━━━ RECORDS FOR THIS EXERCISE
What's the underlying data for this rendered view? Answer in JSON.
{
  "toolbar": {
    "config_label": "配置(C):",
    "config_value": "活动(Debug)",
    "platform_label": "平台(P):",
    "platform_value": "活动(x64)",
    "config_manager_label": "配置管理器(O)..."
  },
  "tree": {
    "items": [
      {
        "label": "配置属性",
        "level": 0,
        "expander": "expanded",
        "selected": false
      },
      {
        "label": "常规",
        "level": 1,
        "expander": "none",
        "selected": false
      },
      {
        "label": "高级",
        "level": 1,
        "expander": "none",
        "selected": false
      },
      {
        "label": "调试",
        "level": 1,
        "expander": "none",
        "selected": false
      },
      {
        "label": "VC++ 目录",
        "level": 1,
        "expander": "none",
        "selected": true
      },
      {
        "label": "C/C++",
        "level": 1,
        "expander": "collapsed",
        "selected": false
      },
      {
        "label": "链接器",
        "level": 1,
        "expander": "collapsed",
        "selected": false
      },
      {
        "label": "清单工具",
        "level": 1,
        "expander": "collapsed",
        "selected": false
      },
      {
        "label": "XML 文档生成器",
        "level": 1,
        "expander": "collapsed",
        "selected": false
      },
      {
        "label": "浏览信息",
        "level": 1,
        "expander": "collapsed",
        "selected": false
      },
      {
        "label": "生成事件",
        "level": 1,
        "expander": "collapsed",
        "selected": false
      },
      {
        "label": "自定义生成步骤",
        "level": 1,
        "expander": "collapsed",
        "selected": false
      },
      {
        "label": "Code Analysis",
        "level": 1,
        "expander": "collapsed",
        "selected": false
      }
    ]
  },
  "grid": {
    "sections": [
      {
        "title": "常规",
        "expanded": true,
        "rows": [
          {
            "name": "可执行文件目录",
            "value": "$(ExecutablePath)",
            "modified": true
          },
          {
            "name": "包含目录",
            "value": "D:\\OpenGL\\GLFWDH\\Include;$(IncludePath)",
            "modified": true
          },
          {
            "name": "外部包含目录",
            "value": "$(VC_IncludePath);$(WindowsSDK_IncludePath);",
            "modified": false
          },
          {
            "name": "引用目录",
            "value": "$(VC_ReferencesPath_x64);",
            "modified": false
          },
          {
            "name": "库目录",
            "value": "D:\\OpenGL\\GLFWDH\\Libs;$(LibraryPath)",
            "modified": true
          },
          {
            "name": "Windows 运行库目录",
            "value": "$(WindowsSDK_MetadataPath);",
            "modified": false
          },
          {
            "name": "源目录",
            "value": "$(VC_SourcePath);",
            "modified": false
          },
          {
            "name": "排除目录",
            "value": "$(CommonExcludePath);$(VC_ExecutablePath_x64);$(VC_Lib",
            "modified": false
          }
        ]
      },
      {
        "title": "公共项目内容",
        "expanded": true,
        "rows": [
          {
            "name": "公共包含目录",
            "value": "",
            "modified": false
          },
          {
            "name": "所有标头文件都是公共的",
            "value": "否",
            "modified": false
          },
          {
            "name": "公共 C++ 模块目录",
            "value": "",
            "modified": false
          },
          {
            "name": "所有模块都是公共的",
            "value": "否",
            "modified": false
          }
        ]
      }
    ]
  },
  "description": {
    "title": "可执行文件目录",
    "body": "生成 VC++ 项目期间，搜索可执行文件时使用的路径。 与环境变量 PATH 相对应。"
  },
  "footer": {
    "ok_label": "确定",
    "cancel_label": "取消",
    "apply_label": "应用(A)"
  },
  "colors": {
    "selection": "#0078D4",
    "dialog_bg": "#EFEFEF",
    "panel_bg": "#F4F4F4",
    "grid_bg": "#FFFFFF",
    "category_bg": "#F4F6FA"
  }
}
━━━━━━
YOUR TASK >>
Look through the data and show every line containing "GLFWDH".

TASK RESPONSE >>
            "value": "D:\\OpenGL\\GLFWDH\\Include;$(IncludePath)",
            "value": "D:\\OpenGL\\GLFWDH\\Libs;$(LibraryPath)",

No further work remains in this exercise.